INSTRUCTIONS FOR THE TASK: Only lines with the string "Consultation" matter here; gather them from the material below.

RECORD EXTRACTS:
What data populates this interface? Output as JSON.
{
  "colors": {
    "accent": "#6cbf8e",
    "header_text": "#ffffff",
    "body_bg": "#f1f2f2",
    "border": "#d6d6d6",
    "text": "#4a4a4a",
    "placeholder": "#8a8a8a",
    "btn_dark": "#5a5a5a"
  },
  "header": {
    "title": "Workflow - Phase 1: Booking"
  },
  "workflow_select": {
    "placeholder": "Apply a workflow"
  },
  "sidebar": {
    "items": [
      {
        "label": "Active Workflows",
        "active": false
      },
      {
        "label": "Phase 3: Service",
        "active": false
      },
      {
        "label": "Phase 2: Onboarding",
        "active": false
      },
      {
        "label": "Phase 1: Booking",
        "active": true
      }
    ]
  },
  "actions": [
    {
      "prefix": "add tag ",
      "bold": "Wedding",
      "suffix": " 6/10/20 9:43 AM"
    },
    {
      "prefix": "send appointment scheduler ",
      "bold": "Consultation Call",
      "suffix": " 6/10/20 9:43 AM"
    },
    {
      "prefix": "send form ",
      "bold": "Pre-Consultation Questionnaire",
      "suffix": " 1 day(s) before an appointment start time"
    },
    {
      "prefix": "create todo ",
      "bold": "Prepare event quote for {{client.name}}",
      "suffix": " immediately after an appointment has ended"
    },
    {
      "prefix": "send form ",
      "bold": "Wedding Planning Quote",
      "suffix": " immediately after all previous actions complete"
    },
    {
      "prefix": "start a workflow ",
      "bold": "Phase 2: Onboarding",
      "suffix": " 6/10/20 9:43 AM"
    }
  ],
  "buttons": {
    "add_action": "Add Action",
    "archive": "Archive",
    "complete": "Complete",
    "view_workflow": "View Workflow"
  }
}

SOLUTION TO THE EXERCISE:
      "bold": "Consultation Call",
      "bold": "Pre-Consultation Questionnaire",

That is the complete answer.